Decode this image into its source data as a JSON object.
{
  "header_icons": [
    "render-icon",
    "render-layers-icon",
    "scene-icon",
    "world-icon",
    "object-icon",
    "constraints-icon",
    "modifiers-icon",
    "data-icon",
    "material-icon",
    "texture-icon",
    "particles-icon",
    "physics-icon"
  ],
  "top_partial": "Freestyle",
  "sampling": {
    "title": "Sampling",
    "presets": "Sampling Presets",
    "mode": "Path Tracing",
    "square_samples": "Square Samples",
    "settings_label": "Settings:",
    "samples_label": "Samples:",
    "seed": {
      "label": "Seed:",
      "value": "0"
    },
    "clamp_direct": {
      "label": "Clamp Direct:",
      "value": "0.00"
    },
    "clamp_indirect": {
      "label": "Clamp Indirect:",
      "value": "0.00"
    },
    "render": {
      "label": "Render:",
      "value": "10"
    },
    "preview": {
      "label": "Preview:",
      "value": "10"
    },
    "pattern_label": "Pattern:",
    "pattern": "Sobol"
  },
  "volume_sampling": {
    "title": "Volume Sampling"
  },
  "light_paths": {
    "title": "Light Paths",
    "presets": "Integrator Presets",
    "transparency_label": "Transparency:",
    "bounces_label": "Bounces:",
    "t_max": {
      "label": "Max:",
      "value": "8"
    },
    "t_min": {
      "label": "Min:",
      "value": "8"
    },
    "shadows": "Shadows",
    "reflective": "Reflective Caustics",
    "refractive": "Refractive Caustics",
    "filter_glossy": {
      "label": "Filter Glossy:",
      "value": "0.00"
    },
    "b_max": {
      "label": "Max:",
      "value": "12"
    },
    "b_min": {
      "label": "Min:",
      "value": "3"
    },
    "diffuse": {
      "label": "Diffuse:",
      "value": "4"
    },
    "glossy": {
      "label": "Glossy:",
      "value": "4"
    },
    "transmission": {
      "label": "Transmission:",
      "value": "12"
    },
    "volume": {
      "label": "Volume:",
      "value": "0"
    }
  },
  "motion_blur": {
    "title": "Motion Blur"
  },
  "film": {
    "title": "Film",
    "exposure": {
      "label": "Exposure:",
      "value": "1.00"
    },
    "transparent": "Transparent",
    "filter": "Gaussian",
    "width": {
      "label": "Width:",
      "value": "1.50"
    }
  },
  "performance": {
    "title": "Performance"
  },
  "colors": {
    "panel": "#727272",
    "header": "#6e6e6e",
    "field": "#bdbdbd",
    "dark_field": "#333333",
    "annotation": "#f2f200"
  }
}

...

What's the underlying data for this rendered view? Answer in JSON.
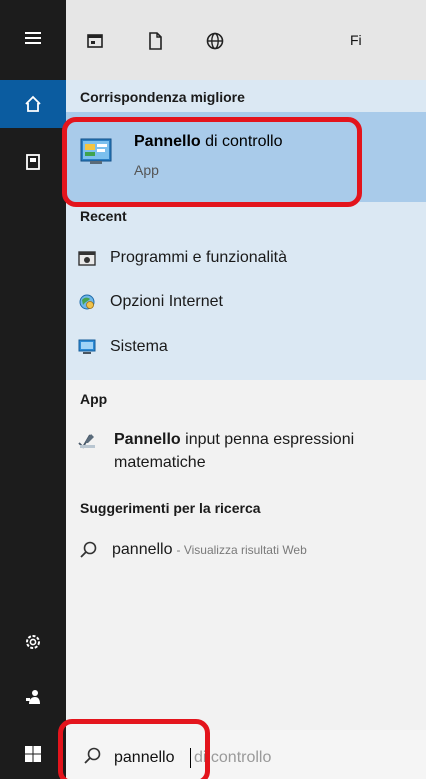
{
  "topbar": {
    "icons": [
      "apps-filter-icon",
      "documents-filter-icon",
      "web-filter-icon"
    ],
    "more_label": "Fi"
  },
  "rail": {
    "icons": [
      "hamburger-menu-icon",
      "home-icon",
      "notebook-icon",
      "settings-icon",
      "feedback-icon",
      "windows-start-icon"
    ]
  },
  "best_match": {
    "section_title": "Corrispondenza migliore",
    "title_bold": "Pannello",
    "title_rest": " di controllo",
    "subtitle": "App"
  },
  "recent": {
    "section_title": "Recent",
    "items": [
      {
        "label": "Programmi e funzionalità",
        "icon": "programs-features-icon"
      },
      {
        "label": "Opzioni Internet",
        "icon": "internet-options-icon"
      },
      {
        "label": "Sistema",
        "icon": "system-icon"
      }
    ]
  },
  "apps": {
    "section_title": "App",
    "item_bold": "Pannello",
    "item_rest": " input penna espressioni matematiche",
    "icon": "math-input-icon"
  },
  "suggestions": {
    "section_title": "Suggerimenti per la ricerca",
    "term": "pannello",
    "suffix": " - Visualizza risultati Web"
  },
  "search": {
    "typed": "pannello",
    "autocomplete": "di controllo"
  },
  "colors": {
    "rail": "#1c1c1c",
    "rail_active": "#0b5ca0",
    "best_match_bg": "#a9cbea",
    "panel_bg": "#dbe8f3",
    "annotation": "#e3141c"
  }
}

_Short task_
Report the number of lines that contain "JSON", with no other words.

_Final result_
2